→ **Directions**
Give the entries again exactly, every one of them.

→ **Data**
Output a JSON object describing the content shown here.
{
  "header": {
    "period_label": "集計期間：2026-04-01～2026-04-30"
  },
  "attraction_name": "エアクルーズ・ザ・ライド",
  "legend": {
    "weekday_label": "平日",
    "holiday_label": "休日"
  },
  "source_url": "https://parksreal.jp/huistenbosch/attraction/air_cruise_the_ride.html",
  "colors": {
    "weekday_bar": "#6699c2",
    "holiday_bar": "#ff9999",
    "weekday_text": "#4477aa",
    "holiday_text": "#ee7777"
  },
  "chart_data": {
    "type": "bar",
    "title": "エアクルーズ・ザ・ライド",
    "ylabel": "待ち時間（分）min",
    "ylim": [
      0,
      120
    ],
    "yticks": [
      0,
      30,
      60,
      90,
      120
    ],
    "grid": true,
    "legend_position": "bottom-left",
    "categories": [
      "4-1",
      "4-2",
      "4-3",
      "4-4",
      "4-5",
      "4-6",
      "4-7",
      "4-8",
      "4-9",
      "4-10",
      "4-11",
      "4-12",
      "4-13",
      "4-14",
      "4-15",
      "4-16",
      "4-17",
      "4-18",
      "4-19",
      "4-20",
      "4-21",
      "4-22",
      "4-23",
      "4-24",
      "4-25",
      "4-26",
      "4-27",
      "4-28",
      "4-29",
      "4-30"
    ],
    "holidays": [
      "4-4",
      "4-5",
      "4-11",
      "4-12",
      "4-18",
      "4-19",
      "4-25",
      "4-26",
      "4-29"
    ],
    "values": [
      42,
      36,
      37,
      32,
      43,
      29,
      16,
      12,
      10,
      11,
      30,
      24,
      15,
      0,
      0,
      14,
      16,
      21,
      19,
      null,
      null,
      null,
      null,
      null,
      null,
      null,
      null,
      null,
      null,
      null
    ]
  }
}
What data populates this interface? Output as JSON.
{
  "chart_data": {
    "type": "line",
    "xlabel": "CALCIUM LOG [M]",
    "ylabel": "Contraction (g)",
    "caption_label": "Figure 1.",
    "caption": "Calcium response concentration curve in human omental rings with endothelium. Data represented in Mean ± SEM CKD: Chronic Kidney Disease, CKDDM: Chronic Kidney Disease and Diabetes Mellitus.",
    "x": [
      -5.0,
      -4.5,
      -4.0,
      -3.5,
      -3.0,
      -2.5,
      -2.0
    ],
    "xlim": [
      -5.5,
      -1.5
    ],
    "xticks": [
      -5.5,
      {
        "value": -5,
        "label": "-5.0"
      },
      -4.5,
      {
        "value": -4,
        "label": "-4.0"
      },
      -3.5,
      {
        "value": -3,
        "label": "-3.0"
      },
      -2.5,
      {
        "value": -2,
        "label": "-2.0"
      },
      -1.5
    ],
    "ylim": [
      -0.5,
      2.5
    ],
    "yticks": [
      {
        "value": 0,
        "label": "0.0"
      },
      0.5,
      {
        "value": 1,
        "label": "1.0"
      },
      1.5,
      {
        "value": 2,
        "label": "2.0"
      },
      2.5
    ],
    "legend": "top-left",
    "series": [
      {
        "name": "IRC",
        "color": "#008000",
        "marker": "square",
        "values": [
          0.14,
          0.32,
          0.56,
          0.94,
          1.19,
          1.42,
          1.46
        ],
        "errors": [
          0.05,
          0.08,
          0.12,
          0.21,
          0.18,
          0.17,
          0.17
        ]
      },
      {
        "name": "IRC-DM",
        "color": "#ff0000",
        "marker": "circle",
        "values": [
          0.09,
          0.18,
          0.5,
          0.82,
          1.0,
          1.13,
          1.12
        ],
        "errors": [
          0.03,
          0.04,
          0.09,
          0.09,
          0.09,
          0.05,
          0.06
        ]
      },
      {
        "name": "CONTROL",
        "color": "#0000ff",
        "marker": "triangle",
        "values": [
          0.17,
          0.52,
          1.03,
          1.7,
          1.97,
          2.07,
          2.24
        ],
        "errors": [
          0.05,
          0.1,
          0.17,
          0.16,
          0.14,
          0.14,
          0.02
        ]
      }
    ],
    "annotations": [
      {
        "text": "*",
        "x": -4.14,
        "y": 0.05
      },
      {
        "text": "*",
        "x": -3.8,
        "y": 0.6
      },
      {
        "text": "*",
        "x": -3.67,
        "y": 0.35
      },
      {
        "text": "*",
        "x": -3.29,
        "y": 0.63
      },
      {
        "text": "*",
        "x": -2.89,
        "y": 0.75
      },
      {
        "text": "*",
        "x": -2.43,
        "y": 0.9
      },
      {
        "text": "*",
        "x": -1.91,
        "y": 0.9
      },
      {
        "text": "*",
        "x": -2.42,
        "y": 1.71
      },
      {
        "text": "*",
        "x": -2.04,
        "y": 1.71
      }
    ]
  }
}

→ **Answer for the task**
Output a JSON object describing the content shown here.
{
  "header": {
    "period_label": "集計期間：2026-04-01～2026-04-30"
  },
  "attraction_name": "エアクルーズ・ザ・ライド",
  "legend": {
    "weekday_label": "平日",
    "holiday_label": "休日"
  },
  "source_url": "https://parksreal.jp/huistenbosch/attraction/air_cruise_the_ride.html",
  "colors": {
    "weekday_bar": "#6699c2",
    "holiday_bar": "#ff9999",
    "weekday_text": "#4477aa",
    "holiday_text": "#ee7777"
  },
  "chart_data": {
    "type": "bar",
    "title": "エアクルーズ・ザ・ライド",
    "ylabel": "待ち時間（分）min",
    "ylim": [
      0,
      120
    ],
    "yticks": [
      0,
      30,
      60,
      90,
      120
    ],
    "grid": true,
    "legend_position": "bottom-left",
    "categories": [
      "4-1",
      "4-2",
      "4-3",
      "4-4",
      "4-5",
      "4-6",
      "4-7",
      "4-8",
      "4-9",
      "4-10",
      "4-11",
      "4-12",
      "4-13",
      "4-14",
      "4-15",
      "4-16",
      "4-17",
      "4-18",
      "4-19",
      "4-20",
      "4-21",
      "4-22",
      "4-23",
      "4-24",
      "4-25",
      "4-26",
      "4-27",
      "4-28",
      "4-29",
      "4-30"
    ],
    "holidays": [
      "4-4",
      "4-5",
      "4-11",
      "4-12",
      "4-18",
      "4-19",
      "4-25",
      "4-26",
      "4-29"
    ],
    "values": [
      42,
      36,
      37,
      32,
      43,
      29,
      16,
      12,
      10,
      11,
      30,
      24,
      15,
      0,
      0,
      14,
      16,
      21,
      19,
      null,
      null,
      null,
      null,
      null,
      null,
      null,
      null,
      null,
      null,
      null
    ]
  }
}
What data populates this interface? Output as JSON.
{
  "chart_data": {
    "type": "line",
    "xlabel": "CALCIUM LOG [M]",
    "ylabel": "Contraction (g)",
    "caption_label": "Figure 1.",
    "caption": "Calcium response concentration curve in human omental rings with endothelium. Data represented in Mean ± SEM CKD: Chronic Kidney Disease, CKDDM: Chronic Kidney Disease and Diabetes Mellitus.",
    "x": [
      -5.0,
      -4.5,
      -4.0,
      -3.5,
      -3.0,
      -2.5,
      -2.0
    ],
    "xlim": [
      -5.5,
      -1.5
    ],
    "xticks": [
      -5.5,
      {
        "value": -5,
        "label": "-5.0"
      },
      -4.5,
      {
        "value": -4,
        "label": "-4.0"
      },
      -3.5,
      {
        "value": -3,
        "label": "-3.0"
      },
      -2.5,
      {
        "value": -2,
        "label": "-2.0"
      },
      -1.5
    ],
    "ylim": [
      -0.5,
      2.5
    ],
    "yticks": [
      {
        "value": 0,
        "label": "0.0"
      },
      0.5,
      {
        "value": 1,
        "label": "1.0"
      },
      1.5,
      {
        "value": 2,
        "label": "2.0"
      },
      2.5
    ],
    "legend": "top-left",
    "series": [
      {
        "name": "IRC",
        "color": "#008000",
        "marker": "square",
        "values": [
          0.14,
          0.32,
          0.56,
          0.94,
          1.19,
          1.42,
          1.46
        ],
        "errors": [
          0.05,
          0.08,
          0.12,
          0.21,
          0.18,
          0.17,
          0.17
        ]
      },
      {
        "name": "IRC-DM",
        "color": "#ff0000",
        "marker": "circle",
        "values": [
          0.09,
          0.18,
          0.5,
          0.82,
          1.0,
          1.13,
          1.12
        ],
        "errors": [
          0.03,
          0.04,
          0.09,
          0.09,
          0.09,
          0.05,
          0.06
        ]
      },
      {
        "name": "CONTROL",
        "color": "#0000ff",
        "marker": "triangle",
        "values": [
          0.17,
          0.52,
          1.03,
          1.7,
          1.97,
          2.07,
          2.24
        ],
        "errors": [
          0.05,
          0.1,
          0.17,
          0.16,
          0.14,
          0.14,
          0.02
        ]
      }
    ],
    "annotations": [
      {
        "text": "*",
        "x": -4.14,
        "y": 0.05
      },
      {
        "text": "*",
        "x": -3.8,
        "y": 0.6
      },
      {
        "text": "*",
        "x": -3.67,
        "y": 0.35
      },
      {
        "text": "*",
        "x": -3.29,
        "y": 0.63
      },
      {
        "text": "*",
        "x": -2.89,
        "y": 0.75
      },
      {
        "text": "*",
        "x": -2.43,
        "y": 0.9
      },
      {
        "text": "*",
        "x": -1.91,
        "y": 0.9
      },
      {
        "text": "*",
        "x": -2.42,
        "y": 1.71
      },
      {
        "text": "*",
        "x": -2.04,
        "y": 1.71
      }
    ]
  }
}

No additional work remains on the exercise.